| Supplied entries |
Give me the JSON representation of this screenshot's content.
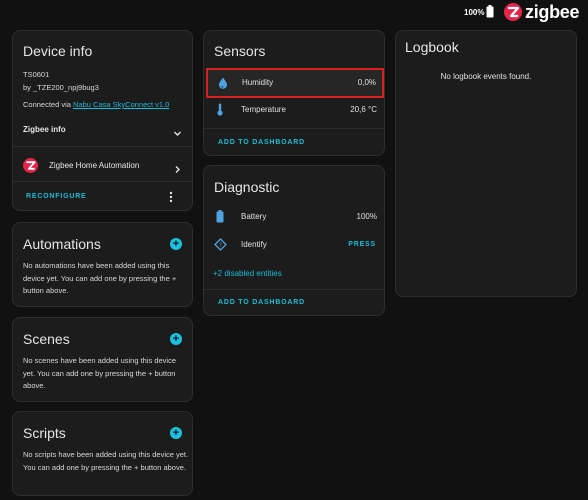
{
  "topbar": {
    "battery_text": "100%",
    "brand": "zigbee"
  },
  "device_info": {
    "title": "Device info",
    "model": "TS0601",
    "manufacturer": "by _TZE200_npj9bug3",
    "connected_prefix": "Connected via ",
    "connected_link": "Nabu Casa SkyConnect v1.0",
    "zigbee_info_label": "Zigbee info",
    "integration_label": "Zigbee Home Automation",
    "reconfigure_label": "RECONFIGURE"
  },
  "automations": {
    "title": "Automations",
    "text": "No automations have been added using this device yet. You can add one by pressing the + button above."
  },
  "scenes": {
    "title": "Scenes",
    "text": "No scenes have been added using this device yet. You can add one by pressing the + button above."
  },
  "scripts": {
    "title": "Scripts",
    "text": "No scripts have been added using this device yet. You can add one by pressing the + button above."
  },
  "sensors": {
    "title": "Sensors",
    "rows": [
      {
        "label": "Humidity",
        "value": "0,0%",
        "icon": "water-drop-icon"
      },
      {
        "label": "Temperature",
        "value": "20,6 °C",
        "icon": "thermometer-icon"
      }
    ],
    "add_label": "ADD TO DASHBOARD"
  },
  "diagnostic": {
    "title": "Diagnostic",
    "rows": [
      {
        "label": "Battery",
        "value": "100%",
        "icon": "battery-icon"
      },
      {
        "label": "Identify",
        "value": "PRESS",
        "icon": "identify-icon"
      }
    ],
    "disabled_entities": "+2 disabled entities",
    "add_label": "ADD TO DASHBOARD"
  },
  "logbook": {
    "title": "Logbook",
    "empty_text": "No logbook events found."
  },
  "colors": {
    "accent": "#18bcd8",
    "highlight_border": "#d61f1f",
    "zigbee_red": "#e5234b"
  }
}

| Direction |
Verbatim reproduction of every record is required; images are left out.

| Complete response |
Give me the JSON representation of this screenshot's content.
{
  "topbar": {
    "battery_text": "100%",
    "brand": "zigbee"
  },
  "device_info": {
    "title": "Device info",
    "model": "TS0601",
    "manufacturer": "by _TZE200_npj9bug3",
    "connected_prefix": "Connected via ",
    "connected_link": "Nabu Casa SkyConnect v1.0",
    "zigbee_info_label": "Zigbee info",
    "integration_label": "Zigbee Home Automation",
    "reconfigure_label": "RECONFIGURE"
  },
  "automations": {
    "title": "Automations",
    "text": "No automations have been added using this device yet. You can add one by pressing the + button above."
  },
  "scenes": {
    "title": "Scenes",
    "text": "No scenes have been added using this device yet. You can add one by pressing the + button above."
  },
  "scripts": {
    "title": "Scripts",
    "text": "No scripts have been added using this device yet. You can add one by pressing the + button above."
  },
  "sensors": {
    "title": "Sensors",
    "rows": [
      {
        "label": "Humidity",
        "value": "0,0%",
        "icon": "water-drop-icon"
      },
      {
        "label": "Temperature",
        "value": "20,6 °C",
        "icon": "thermometer-icon"
      }
    ],
    "add_label": "ADD TO DASHBOARD"
  },
  "diagnostic": {
    "title": "Diagnostic",
    "rows": [
      {
        "label": "Battery",
        "value": "100%",
        "icon": "battery-icon"
      },
      {
        "label": "Identify",
        "value": "PRESS",
        "icon": "identify-icon"
      }
    ],
    "disabled_entities": "+2 disabled entities",
    "add_label": "ADD TO DASHBOARD"
  },
  "logbook": {
    "title": "Logbook",
    "empty_text": "No logbook events found."
  },
  "colors": {
    "accent": "#18bcd8",
    "highlight_border": "#d61f1f",
    "zigbee_red": "#e5234b"
  }
}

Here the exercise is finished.